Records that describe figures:
......

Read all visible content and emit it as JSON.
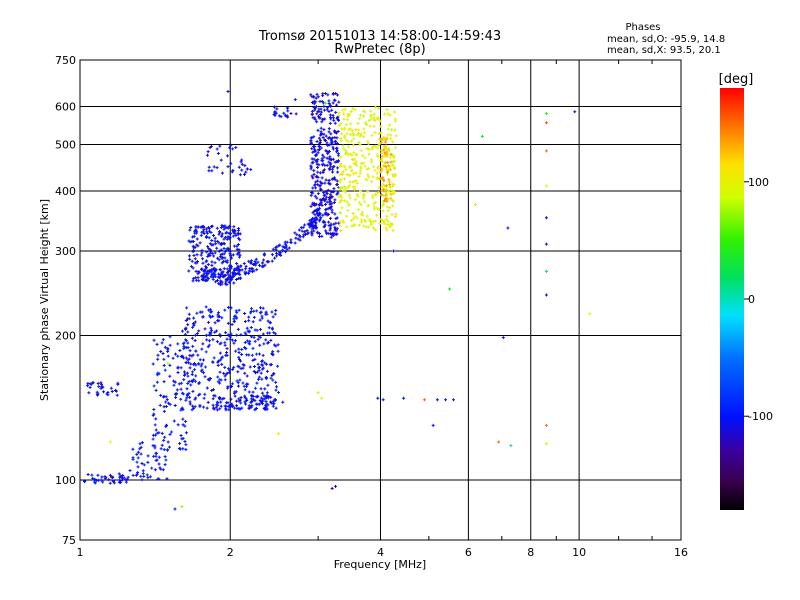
{
  "title": {
    "line1": "Tromsø 20151013 14:58:00-14:59:43",
    "line2": "RwPretec (8p)"
  },
  "stats": {
    "heading": "Phases",
    "line_o": "mean, sd,O: -95.9, 14.8",
    "line_x": "mean, sd,X: 93.5, 20.1"
  },
  "colorbar": {
    "label": "[deg]",
    "ticks": [
      {
        "value": 100,
        "label": "100"
      },
      {
        "value": 0,
        "label": "0"
      },
      {
        "value": -100,
        "label": "-100"
      }
    ],
    "range": [
      -180,
      180
    ]
  },
  "chart_data": {
    "type": "scatter",
    "xlabel": "Frequency [MHz]",
    "ylabel": "Stationary phase Virtual Height [km]",
    "xscale": "log",
    "yscale": "log",
    "xlim": [
      1,
      16
    ],
    "ylim": [
      75,
      750
    ],
    "xticks": [
      {
        "value": 1,
        "label": "1"
      },
      {
        "value": 2,
        "label": "2"
      },
      {
        "value": 4,
        "label": "4"
      },
      {
        "value": 6,
        "label": "6"
      },
      {
        "value": 8,
        "label": "8"
      },
      {
        "value": 10,
        "label": "10"
      },
      {
        "value": 16,
        "label": "16"
      }
    ],
    "yticks": [
      {
        "value": 75,
        "label": "75"
      },
      {
        "value": 100,
        "label": "100"
      },
      {
        "value": 200,
        "label": "200"
      },
      {
        "value": 300,
        "label": "300"
      },
      {
        "value": 400,
        "label": "400"
      },
      {
        "value": 500,
        "label": "500"
      },
      {
        "value": 600,
        "label": "600"
      },
      {
        "value": 750,
        "label": "750"
      }
    ],
    "grid": true,
    "color_quantity": "phase [deg]",
    "clusters": [
      {
        "f_min": 1.02,
        "f_max": 1.25,
        "h_min": 98,
        "h_max": 103,
        "phase": -105,
        "count": 45
      },
      {
        "f_min": 1.25,
        "f_max": 1.5,
        "h_min": 100,
        "h_max": 120,
        "phase": -100,
        "count": 55
      },
      {
        "f_min": 1.4,
        "f_max": 1.65,
        "h_min": 115,
        "h_max": 200,
        "phase": -100,
        "count": 120
      },
      {
        "f_min": 1.6,
        "f_max": 2.5,
        "h_min": 140,
        "h_max": 230,
        "phase": -102,
        "count": 420
      },
      {
        "f_min": 1.85,
        "f_max": 2.55,
        "h_min": 140,
        "h_max": 150,
        "phase": -105,
        "count": 80
      },
      {
        "f_min": 1.03,
        "f_max": 1.2,
        "h_min": 150,
        "h_max": 160,
        "phase": -105,
        "count": 30
      },
      {
        "f_min": 1.65,
        "f_max": 2.1,
        "h_min": 255,
        "h_max": 340,
        "phase": -105,
        "count": 260
      },
      {
        "f_min": 1.8,
        "f_max": 2.2,
        "h_min": 430,
        "h_max": 500,
        "phase": -108,
        "count": 35
      },
      {
        "f_min": 2.4,
        "f_max": 2.75,
        "h_min": 570,
        "h_max": 600,
        "phase": -105,
        "count": 20
      },
      {
        "f_min": 2.9,
        "f_max": 3.3,
        "h_min": 320,
        "h_max": 640,
        "phase": -110,
        "count": 380
      },
      {
        "f_min": 3.3,
        "f_max": 4.3,
        "h_min": 330,
        "h_max": 600,
        "phase": 95,
        "count": 380
      },
      {
        "f_min": 4.0,
        "f_max": 4.2,
        "h_min": 380,
        "h_max": 520,
        "phase": 130,
        "count": 60
      }
    ],
    "traces": [
      {
        "f_start": 1.7,
        "f_end": 3.05,
        "h_start": 265,
        "h_end": 360,
        "phase": -105,
        "count": 200
      }
    ],
    "points": [
      {
        "f": 1.98,
        "h": 645,
        "phase": -100
      },
      {
        "f": 2.9,
        "h": 635,
        "phase": -105
      },
      {
        "f": 2.7,
        "h": 620,
        "phase": -100
      },
      {
        "f": 3.1,
        "h": 610,
        "phase": 40
      },
      {
        "f": 4.25,
        "h": 300,
        "phase": -100
      },
      {
        "f": 3.2,
        "h": 96,
        "phase": -110
      },
      {
        "f": 3.25,
        "h": 97,
        "phase": -110
      },
      {
        "f": 1.6,
        "h": 88,
        "phase": 70
      },
      {
        "f": 1.55,
        "h": 87,
        "phase": -100
      },
      {
        "f": 3.0,
        "h": 152,
        "phase": 80
      },
      {
        "f": 3.05,
        "h": 148,
        "phase": 90
      },
      {
        "f": 3.95,
        "h": 148,
        "phase": -100
      },
      {
        "f": 4.05,
        "h": 147,
        "phase": -100
      },
      {
        "f": 4.45,
        "h": 148,
        "phase": -100
      },
      {
        "f": 4.9,
        "h": 147,
        "phase": 150
      },
      {
        "f": 5.2,
        "h": 147,
        "phase": -100
      },
      {
        "f": 5.4,
        "h": 147,
        "phase": -100
      },
      {
        "f": 5.6,
        "h": 147,
        "phase": -120
      },
      {
        "f": 5.1,
        "h": 130,
        "phase": -100
      },
      {
        "f": 5.5,
        "h": 250,
        "phase": 30
      },
      {
        "f": 6.4,
        "h": 520,
        "phase": 20
      },
      {
        "f": 7.05,
        "h": 198,
        "phase": -100
      },
      {
        "f": 7.2,
        "h": 335,
        "phase": -100
      },
      {
        "f": 6.9,
        "h": 120,
        "phase": 150
      },
      {
        "f": 7.3,
        "h": 118,
        "phase": 0
      },
      {
        "f": 8.6,
        "h": 580,
        "phase": 40
      },
      {
        "f": 8.6,
        "h": 555,
        "phase": 160
      },
      {
        "f": 8.6,
        "h": 485,
        "phase": 150
      },
      {
        "f": 8.6,
        "h": 410,
        "phase": 100
      },
      {
        "f": 8.6,
        "h": 352,
        "phase": -105
      },
      {
        "f": 8.6,
        "h": 310,
        "phase": -100
      },
      {
        "f": 8.6,
        "h": 272,
        "phase": 20
      },
      {
        "f": 8.6,
        "h": 243,
        "phase": -130
      },
      {
        "f": 8.6,
        "h": 130,
        "phase": 150
      },
      {
        "f": 8.6,
        "h": 119,
        "phase": 100
      },
      {
        "f": 9.8,
        "h": 585,
        "phase": -120
      },
      {
        "f": 10.5,
        "h": 222,
        "phase": 100
      },
      {
        "f": 6.2,
        "h": 375,
        "phase": 110
      },
      {
        "f": 1.5,
        "h": 175,
        "phase": 80
      },
      {
        "f": 2.5,
        "h": 125,
        "phase": 90
      },
      {
        "f": 1.15,
        "h": 120,
        "phase": 85
      }
    ]
  }
}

......

EXERCISE GOAL: Repeat verbatim all the material, but not the pictures.

TASK SOLUTION:
Read all visible content and emit it as JSON.
{
  "title": {
    "line1": "Tromsø 20151013 14:58:00-14:59:43",
    "line2": "RwPretec (8p)"
  },
  "stats": {
    "heading": "Phases",
    "line_o": "mean, sd,O: -95.9, 14.8",
    "line_x": "mean, sd,X: 93.5, 20.1"
  },
  "colorbar": {
    "label": "[deg]",
    "ticks": [
      {
        "value": 100,
        "label": "100"
      },
      {
        "value": 0,
        "label": "0"
      },
      {
        "value": -100,
        "label": "-100"
      }
    ],
    "range": [
      -180,
      180
    ]
  },
  "chart_data": {
    "type": "scatter",
    "xlabel": "Frequency [MHz]",
    "ylabel": "Stationary phase Virtual Height [km]",
    "xscale": "log",
    "yscale": "log",
    "xlim": [
      1,
      16
    ],
    "ylim": [
      75,
      750
    ],
    "xticks": [
      {
        "value": 1,
        "label": "1"
      },
      {
        "value": 2,
        "label": "2"
      },
      {
        "value": 4,
        "label": "4"
      },
      {
        "value": 6,
        "label": "6"
      },
      {
        "value": 8,
        "label": "8"
      },
      {
        "value": 10,
        "label": "10"
      },
      {
        "value": 16,
        "label": "16"
      }
    ],
    "yticks": [
      {
        "value": 75,
        "label": "75"
      },
      {
        "value": 100,
        "label": "100"
      },
      {
        "value": 200,
        "label": "200"
      },
      {
        "value": 300,
        "label": "300"
      },
      {
        "value": 400,
        "label": "400"
      },
      {
        "value": 500,
        "label": "500"
      },
      {
        "value": 600,
        "label": "600"
      },
      {
        "value": 750,
        "label": "750"
      }
    ],
    "grid": true,
    "color_quantity": "phase [deg]",
    "clusters": [
      {
        "f_min": 1.02,
        "f_max": 1.25,
        "h_min": 98,
        "h_max": 103,
        "phase": -105,
        "count": 45
      },
      {
        "f_min": 1.25,
        "f_max": 1.5,
        "h_min": 100,
        "h_max": 120,
        "phase": -100,
        "count": 55
      },
      {
        "f_min": 1.4,
        "f_max": 1.65,
        "h_min": 115,
        "h_max": 200,
        "phase": -100,
        "count": 120
      },
      {
        "f_min": 1.6,
        "f_max": 2.5,
        "h_min": 140,
        "h_max": 230,
        "phase": -102,
        "count": 420
      },
      {
        "f_min": 1.85,
        "f_max": 2.55,
        "h_min": 140,
        "h_max": 150,
        "phase": -105,
        "count": 80
      },
      {
        "f_min": 1.03,
        "f_max": 1.2,
        "h_min": 150,
        "h_max": 160,
        "phase": -105,
        "count": 30
      },
      {
        "f_min": 1.65,
        "f_max": 2.1,
        "h_min": 255,
        "h_max": 340,
        "phase": -105,
        "count": 260
      },
      {
        "f_min": 1.8,
        "f_max": 2.2,
        "h_min": 430,
        "h_max": 500,
        "phase": -108,
        "count": 35
      },
      {
        "f_min": 2.4,
        "f_max": 2.75,
        "h_min": 570,
        "h_max": 600,
        "phase": -105,
        "count": 20
      },
      {
        "f_min": 2.9,
        "f_max": 3.3,
        "h_min": 320,
        "h_max": 640,
        "phase": -110,
        "count": 380
      },
      {
        "f_min": 3.3,
        "f_max": 4.3,
        "h_min": 330,
        "h_max": 600,
        "phase": 95,
        "count": 380
      },
      {
        "f_min": 4.0,
        "f_max": 4.2,
        "h_min": 380,
        "h_max": 520,
        "phase": 130,
        "count": 60
      }
    ],
    "traces": [
      {
        "f_start": 1.7,
        "f_end": 3.05,
        "h_start": 265,
        "h_end": 360,
        "phase": -105,
        "count": 200
      }
    ],
    "points": [
      {
        "f": 1.98,
        "h": 645,
        "phase": -100
      },
      {
        "f": 2.9,
        "h": 635,
        "phase": -105
      },
      {
        "f": 2.7,
        "h": 620,
        "phase": -100
      },
      {
        "f": 3.1,
        "h": 610,
        "phase": 40
      },
      {
        "f": 4.25,
        "h": 300,
        "phase": -100
      },
      {
        "f": 3.2,
        "h": 96,
        "phase": -110
      },
      {
        "f": 3.25,
        "h": 97,
        "phase": -110
      },
      {
        "f": 1.6,
        "h": 88,
        "phase": 70
      },
      {
        "f": 1.55,
        "h": 87,
        "phase": -100
      },
      {
        "f": 3.0,
        "h": 152,
        "phase": 80
      },
      {
        "f": 3.05,
        "h": 148,
        "phase": 90
      },
      {
        "f": 3.95,
        "h": 148,
        "phase": -100
      },
      {
        "f": 4.05,
        "h": 147,
        "phase": -100
      },
      {
        "f": 4.45,
        "h": 148,
        "phase": -100
      },
      {
        "f": 4.9,
        "h": 147,
        "phase": 150
      },
      {
        "f": 5.2,
        "h": 147,
        "phase": -100
      },
      {
        "f": 5.4,
        "h": 147,
        "phase": -100
      },
      {
        "f": 5.6,
        "h": 147,
        "phase": -120
      },
      {
        "f": 5.1,
        "h": 130,
        "phase": -100
      },
      {
        "f": 5.5,
        "h": 250,
        "phase": 30
      },
      {
        "f": 6.4,
        "h": 520,
        "phase": 20
      },
      {
        "f": 7.05,
        "h": 198,
        "phase": -100
      },
      {
        "f": 7.2,
        "h": 335,
        "phase": -100
      },
      {
        "f": 6.9,
        "h": 120,
        "phase": 150
      },
      {
        "f": 7.3,
        "h": 118,
        "phase": 0
      },
      {
        "f": 8.6,
        "h": 580,
        "phase": 40
      },
      {
        "f": 8.6,
        "h": 555,
        "phase": 160
      },
      {
        "f": 8.6,
        "h": 485,
        "phase": 150
      },
      {
        "f": 8.6,
        "h": 410,
        "phase": 100
      },
      {
        "f": 8.6,
        "h": 352,
        "phase": -105
      },
      {
        "f": 8.6,
        "h": 310,
        "phase": -100
      },
      {
        "f": 8.6,
        "h": 272,
        "phase": 20
      },
      {
        "f": 8.6,
        "h": 243,
        "phase": -130
      },
      {
        "f": 8.6,
        "h": 130,
        "phase": 150
      },
      {
        "f": 8.6,
        "h": 119,
        "phase": 100
      },
      {
        "f": 9.8,
        "h": 585,
        "phase": -120
      },
      {
        "f": 10.5,
        "h": 222,
        "phase": 100
      },
      {
        "f": 6.2,
        "h": 375,
        "phase": 110
      },
      {
        "f": 1.5,
        "h": 175,
        "phase": 80
      },
      {
        "f": 2.5,
        "h": 125,
        "phase": 90
      },
      {
        "f": 1.15,
        "h": 120,
        "phase": 85
      }
    ]
  }
}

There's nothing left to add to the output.